Identify the lines that contain the string "industrie", then copy each of them.

:: RECORDS TO PROCESS ::

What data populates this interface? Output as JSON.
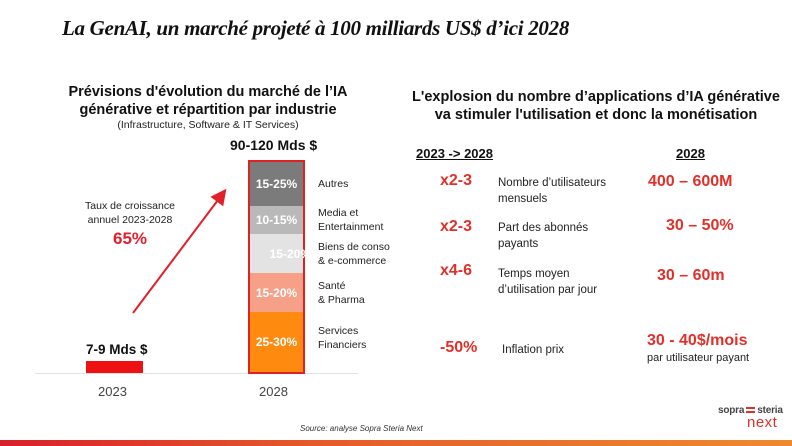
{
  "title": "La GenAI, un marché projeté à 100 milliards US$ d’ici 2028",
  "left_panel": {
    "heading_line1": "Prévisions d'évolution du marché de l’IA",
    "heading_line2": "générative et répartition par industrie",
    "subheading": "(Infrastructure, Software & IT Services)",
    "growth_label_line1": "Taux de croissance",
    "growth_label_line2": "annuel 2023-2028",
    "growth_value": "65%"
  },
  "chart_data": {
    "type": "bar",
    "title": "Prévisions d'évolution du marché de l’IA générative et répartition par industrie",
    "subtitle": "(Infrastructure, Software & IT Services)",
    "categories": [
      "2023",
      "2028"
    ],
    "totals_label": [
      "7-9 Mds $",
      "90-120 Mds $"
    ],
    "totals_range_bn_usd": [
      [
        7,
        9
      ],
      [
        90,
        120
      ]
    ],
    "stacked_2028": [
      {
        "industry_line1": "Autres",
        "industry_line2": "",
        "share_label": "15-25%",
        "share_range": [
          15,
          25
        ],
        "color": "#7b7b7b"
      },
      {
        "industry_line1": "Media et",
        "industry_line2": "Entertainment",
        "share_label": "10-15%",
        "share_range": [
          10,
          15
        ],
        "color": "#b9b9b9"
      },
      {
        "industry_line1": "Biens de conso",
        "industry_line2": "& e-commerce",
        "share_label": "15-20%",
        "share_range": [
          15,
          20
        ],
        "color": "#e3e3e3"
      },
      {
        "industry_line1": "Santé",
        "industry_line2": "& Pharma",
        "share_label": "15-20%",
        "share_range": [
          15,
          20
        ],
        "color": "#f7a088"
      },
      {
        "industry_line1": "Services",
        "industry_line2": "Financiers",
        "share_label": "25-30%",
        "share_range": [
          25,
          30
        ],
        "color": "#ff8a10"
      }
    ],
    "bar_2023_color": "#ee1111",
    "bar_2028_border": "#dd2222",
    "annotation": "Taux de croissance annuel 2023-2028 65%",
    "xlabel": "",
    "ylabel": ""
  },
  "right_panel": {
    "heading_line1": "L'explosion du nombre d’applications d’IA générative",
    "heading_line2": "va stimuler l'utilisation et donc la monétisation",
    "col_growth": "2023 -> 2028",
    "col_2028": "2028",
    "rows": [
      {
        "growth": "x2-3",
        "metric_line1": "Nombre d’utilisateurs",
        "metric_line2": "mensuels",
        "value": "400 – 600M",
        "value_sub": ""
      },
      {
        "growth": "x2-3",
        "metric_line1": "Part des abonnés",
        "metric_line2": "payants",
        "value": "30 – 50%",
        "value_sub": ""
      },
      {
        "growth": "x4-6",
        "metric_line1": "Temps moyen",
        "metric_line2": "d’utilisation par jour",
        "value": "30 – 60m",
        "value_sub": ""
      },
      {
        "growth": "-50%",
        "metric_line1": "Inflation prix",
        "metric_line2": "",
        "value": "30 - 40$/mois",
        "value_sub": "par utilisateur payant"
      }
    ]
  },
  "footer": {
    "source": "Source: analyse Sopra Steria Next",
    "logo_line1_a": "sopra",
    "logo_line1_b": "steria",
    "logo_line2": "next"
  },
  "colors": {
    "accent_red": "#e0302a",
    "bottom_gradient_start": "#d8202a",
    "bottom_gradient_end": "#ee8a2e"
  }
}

:::

### TASK ANSWER
    "heading_line2": "générative et répartition par industrie",
    "title": "Prévisions d'évolution du marché de l’IA générative et répartition par industrie",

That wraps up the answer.